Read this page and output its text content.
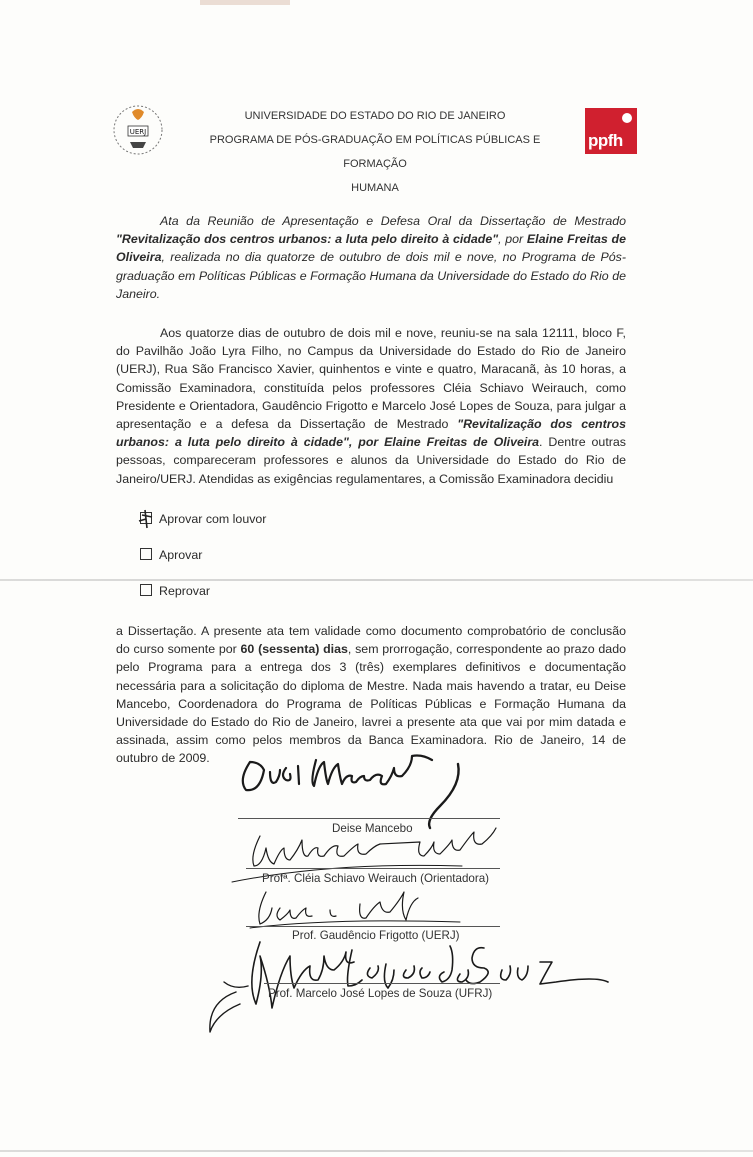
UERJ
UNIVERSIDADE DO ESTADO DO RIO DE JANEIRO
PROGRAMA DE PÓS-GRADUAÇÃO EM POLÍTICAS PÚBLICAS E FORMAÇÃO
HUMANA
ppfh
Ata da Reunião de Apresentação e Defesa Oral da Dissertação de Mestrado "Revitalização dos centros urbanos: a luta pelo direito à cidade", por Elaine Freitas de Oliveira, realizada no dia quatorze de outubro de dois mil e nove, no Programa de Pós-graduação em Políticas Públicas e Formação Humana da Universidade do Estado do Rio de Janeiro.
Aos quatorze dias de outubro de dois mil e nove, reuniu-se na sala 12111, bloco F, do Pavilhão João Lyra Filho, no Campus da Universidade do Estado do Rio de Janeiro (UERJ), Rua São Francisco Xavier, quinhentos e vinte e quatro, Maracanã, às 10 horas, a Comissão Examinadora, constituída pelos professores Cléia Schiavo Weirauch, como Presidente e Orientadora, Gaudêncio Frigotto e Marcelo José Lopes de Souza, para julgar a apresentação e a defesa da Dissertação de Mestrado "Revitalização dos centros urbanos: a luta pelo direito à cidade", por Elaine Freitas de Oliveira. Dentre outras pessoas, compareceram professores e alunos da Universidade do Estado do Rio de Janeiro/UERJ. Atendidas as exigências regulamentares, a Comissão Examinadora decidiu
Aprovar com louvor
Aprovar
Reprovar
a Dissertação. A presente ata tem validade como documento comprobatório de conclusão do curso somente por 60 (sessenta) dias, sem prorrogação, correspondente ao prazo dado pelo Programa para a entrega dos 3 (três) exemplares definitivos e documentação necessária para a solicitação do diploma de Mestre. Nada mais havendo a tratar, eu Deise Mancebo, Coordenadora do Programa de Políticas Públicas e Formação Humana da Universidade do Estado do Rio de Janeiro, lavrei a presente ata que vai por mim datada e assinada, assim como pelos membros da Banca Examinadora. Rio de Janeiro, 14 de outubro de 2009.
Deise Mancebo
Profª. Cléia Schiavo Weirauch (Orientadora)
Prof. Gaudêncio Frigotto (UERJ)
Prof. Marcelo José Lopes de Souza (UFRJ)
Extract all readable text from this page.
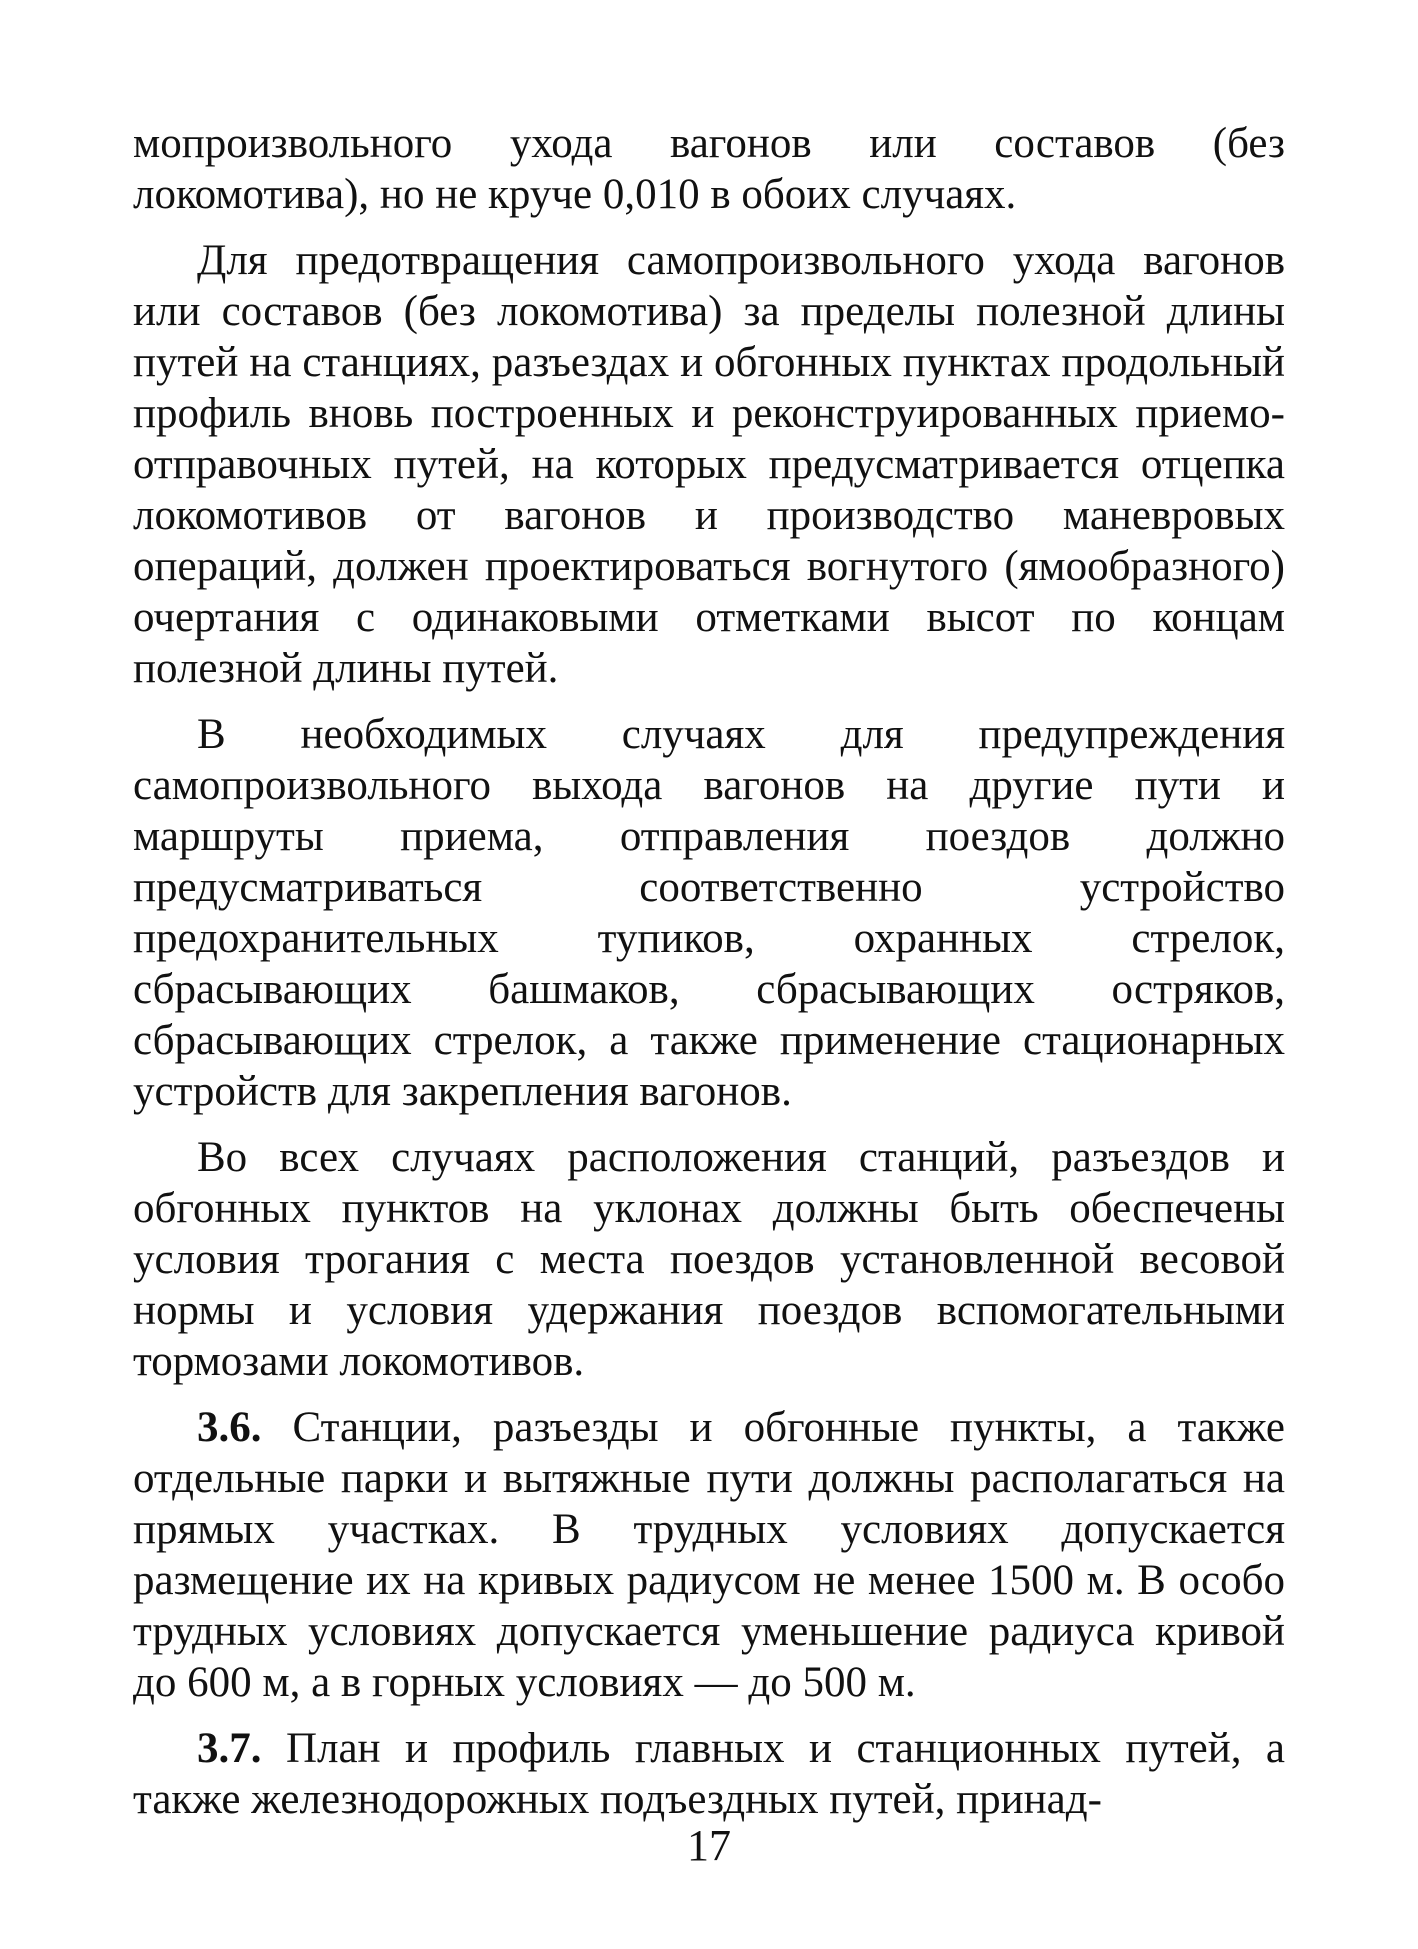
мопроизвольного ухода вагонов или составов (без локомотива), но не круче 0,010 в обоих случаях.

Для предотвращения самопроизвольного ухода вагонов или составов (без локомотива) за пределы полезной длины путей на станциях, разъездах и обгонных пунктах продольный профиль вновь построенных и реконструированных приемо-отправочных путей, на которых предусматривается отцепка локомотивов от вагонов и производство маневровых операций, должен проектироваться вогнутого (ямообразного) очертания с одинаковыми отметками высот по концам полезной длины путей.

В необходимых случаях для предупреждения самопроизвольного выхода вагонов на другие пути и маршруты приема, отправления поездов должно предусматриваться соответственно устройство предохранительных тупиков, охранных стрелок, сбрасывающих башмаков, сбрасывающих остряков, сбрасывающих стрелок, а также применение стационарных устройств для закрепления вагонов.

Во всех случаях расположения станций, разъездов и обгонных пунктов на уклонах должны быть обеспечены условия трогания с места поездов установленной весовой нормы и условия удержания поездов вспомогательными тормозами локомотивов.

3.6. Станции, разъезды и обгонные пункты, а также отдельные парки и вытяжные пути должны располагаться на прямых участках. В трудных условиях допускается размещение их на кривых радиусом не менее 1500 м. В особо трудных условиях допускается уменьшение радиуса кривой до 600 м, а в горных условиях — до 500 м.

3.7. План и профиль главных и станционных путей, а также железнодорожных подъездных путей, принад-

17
━━━━━━━━━━━━━━━━━━━━
* _WRITTEN EXERCISE_:
Pick out the lines that include the word "путей" and write them out.

* _SOLVED PROBLEM_:
Для предотвращения самопроизвольного ухода вагонов или составов (без локомотива) за пределы полезной длины путей на станциях, разъездах и обгонных пунктах продольный профиль вновь построенных и реконструированных приемо-отправочных путей, на которых предусматривается отцепка локомотивов от вагонов и производство маневровых операций, должен проектироваться вогнутого (ямообразного) очертания с одинаковыми отметками высот по концам полезной длины путей.
3.7. План и профиль главных и станционных путей, а также железнодорожных подъездных путей, принад-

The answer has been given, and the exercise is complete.